BEGIN Record list
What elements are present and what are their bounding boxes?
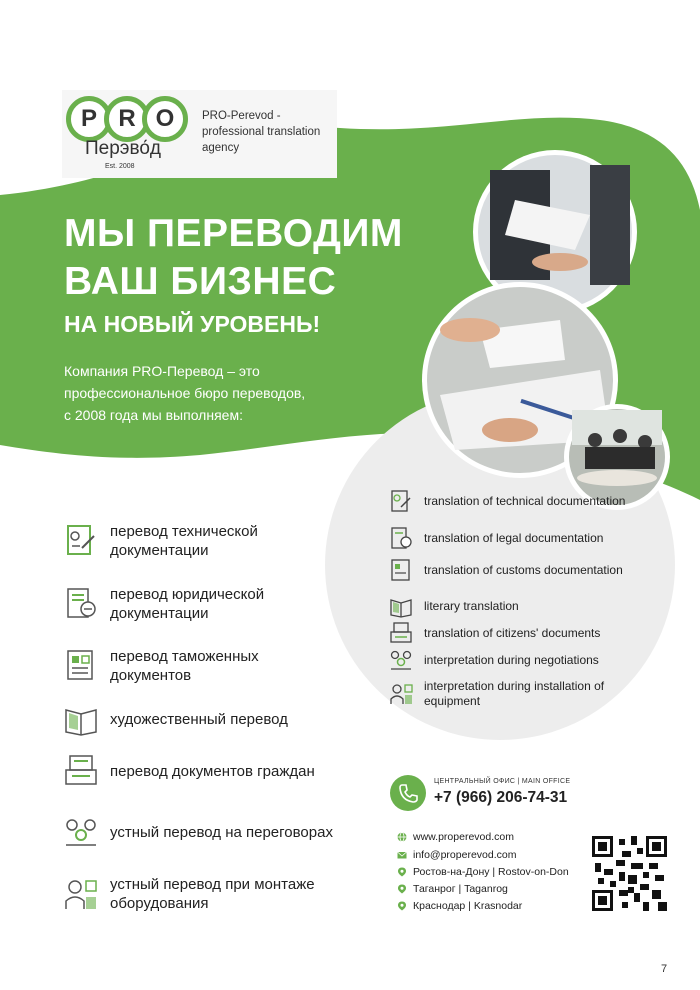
logo-letter-p: P — [66, 96, 112, 142]
citizens-doc-icon — [62, 752, 100, 790]
installation-icon — [388, 681, 414, 707]
technical-doc-icon — [388, 488, 414, 514]
logo-description — [202, 108, 320, 156]
logo-desc-line: PRO-Perevod - — [202, 110, 281, 122]
service-text: устный перевод на переговорах — [110, 823, 333, 841]
headline-line-3: НА НОВЫЙ УРОВЕНЬ! — [64, 311, 321, 337]
installation-icon — [62, 875, 100, 913]
legal-doc-icon — [62, 585, 100, 623]
logo-desc-line: professional translation — [202, 126, 321, 138]
contact-email[interactable] — [397, 849, 516, 861]
negotiation-icon — [62, 813, 100, 851]
service-text: перевод таможенных документов — [110, 648, 259, 684]
page-number: 7 — [661, 963, 668, 975]
service-item-en — [388, 647, 639, 673]
logo-letter-o: O — [142, 96, 188, 142]
service-item-en — [388, 525, 639, 551]
contact-city — [397, 883, 508, 895]
intro-line: с 2008 года мы выполняем: — [64, 407, 243, 423]
service-item-ru — [62, 700, 340, 738]
website-text: www.properevod.com — [413, 831, 514, 843]
email-text: info@properevod.com — [413, 849, 517, 861]
intro-line: Компания PRO-Перевод – это — [64, 363, 260, 379]
globe-icon — [397, 832, 407, 842]
book-icon — [62, 700, 100, 738]
service-item-ru — [62, 813, 340, 851]
service-item-ru — [62, 585, 340, 623]
legal-doc-icon — [388, 525, 414, 551]
service-text: художественный перевод — [110, 710, 288, 728]
qr-code[interactable] — [592, 836, 667, 911]
service-text: перевод юридической документации — [110, 586, 265, 622]
headline-line-2: ВАШ БИЗНЕС — [64, 260, 337, 303]
contact-city — [397, 900, 522, 912]
logo-desc-line: agency — [202, 142, 240, 154]
phone-number[interactable]: +7 (966) 206-74-31 — [434, 789, 568, 806]
service-item-ru — [62, 647, 340, 685]
city-text: Таганрог | Taganrog — [413, 883, 508, 895]
service-text-en: translation of technical documentation — [424, 493, 626, 508]
service-item-en — [388, 620, 639, 646]
logo-letter-r: R — [104, 96, 150, 142]
office-label: ЦЕНТРАЛЬНЫЙ ОФИС | MAIN OFFICE — [434, 778, 571, 785]
service-item-en — [388, 488, 639, 514]
location-pin-icon — [397, 901, 407, 911]
citizens-doc-icon — [388, 620, 414, 646]
service-item-en — [388, 593, 639, 619]
technical-doc-icon — [62, 522, 100, 560]
contact-website[interactable] — [397, 831, 514, 843]
service-text-en: translation of customs documentation — [424, 562, 623, 577]
logo-subtitle: Перэво́д — [85, 138, 162, 159]
logo-established: Est. 2008 — [105, 163, 135, 170]
customs-doc-icon — [62, 647, 100, 685]
service-text-en: literary translation — [424, 598, 519, 613]
service-text: устный перевод при монтаже оборудования — [110, 876, 315, 912]
headline-line-1: МЫ ПЕРЕВОДИМ — [64, 212, 403, 255]
city-text: Ростов-на-Дону | Rostov-on-Don — [413, 866, 569, 878]
service-item-ru — [62, 522, 340, 560]
location-pin-icon — [397, 884, 407, 894]
service-item-ru — [62, 875, 340, 913]
contact-city — [397, 866, 569, 878]
intro-text — [64, 360, 364, 426]
service-item-en — [388, 557, 639, 583]
service-text-en: translation of citizens' documents — [424, 625, 601, 640]
service-text: перевод технической документации — [110, 523, 258, 559]
service-text-en: interpretation during negotiations — [424, 652, 599, 667]
service-text: перевод документов граждан — [110, 762, 315, 780]
customs-doc-icon — [388, 557, 414, 583]
service-item-en — [388, 679, 639, 709]
location-pin-icon — [397, 867, 407, 877]
service-item-ru — [62, 752, 340, 790]
book-icon — [388, 593, 414, 619]
service-text-en: interpretation during installation of equipment — [424, 679, 605, 708]
mail-icon — [397, 850, 407, 860]
negotiation-icon — [388, 647, 414, 673]
intro-line: профессиональное бюро переводов, — [64, 385, 306, 401]
city-text: Краснодар | Krasnodar — [413, 900, 523, 912]
service-text-en: translation of legal documentation — [424, 530, 604, 545]
phone-icon — [390, 775, 426, 811]
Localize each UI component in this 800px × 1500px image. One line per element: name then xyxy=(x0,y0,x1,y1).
END Record list
Copy out again the rows from the line containing "logo-letter-p: P — [66, 96, 112, 142]" up to and including the line containing "qr-code[interactable] — [592, 836, 667, 911]".

* [Reply]
logo-letter-p: P — [66, 96, 112, 142]
citizens-doc-icon — [62, 752, 100, 790]
installation-icon — [388, 681, 414, 707]
technical-doc-icon — [388, 488, 414, 514]
logo-description — [202, 108, 320, 156]
logo-desc-line: PRO-Perevod - — [202, 110, 281, 122]
service-text: устный перевод на переговорах — [110, 823, 333, 841]
headline-line-3: НА НОВЫЙ УРОВЕНЬ! — [64, 311, 321, 337]
installation-icon — [62, 875, 100, 913]
legal-doc-icon — [62, 585, 100, 623]
logo-desc-line: professional translation — [202, 126, 321, 138]
contact-email[interactable] — [397, 849, 516, 861]
negotiation-icon — [62, 813, 100, 851]
service-text: перевод таможенных документов — [110, 648, 259, 684]
page-number: 7 — [661, 963, 668, 975]
service-item-en — [388, 647, 639, 673]
logo-letter-o: O — [142, 96, 188, 142]
service-item-en — [388, 525, 639, 551]
contact-city — [397, 883, 508, 895]
intro-line: с 2008 года мы выполняем: — [64, 407, 243, 423]
service-item-ru — [62, 700, 340, 738]
website-text: www.properevod.com — [413, 831, 514, 843]
email-text: info@properevod.com — [413, 849, 517, 861]
intro-line: Компания PRO-Перевод – это — [64, 363, 260, 379]
globe-icon — [397, 832, 407, 842]
book-icon — [62, 700, 100, 738]
service-item-ru — [62, 813, 340, 851]
service-item-ru — [62, 585, 340, 623]
legal-doc-icon — [388, 525, 414, 551]
service-text: художественный перевод — [110, 710, 288, 728]
qr-code[interactable] — [592, 836, 667, 911]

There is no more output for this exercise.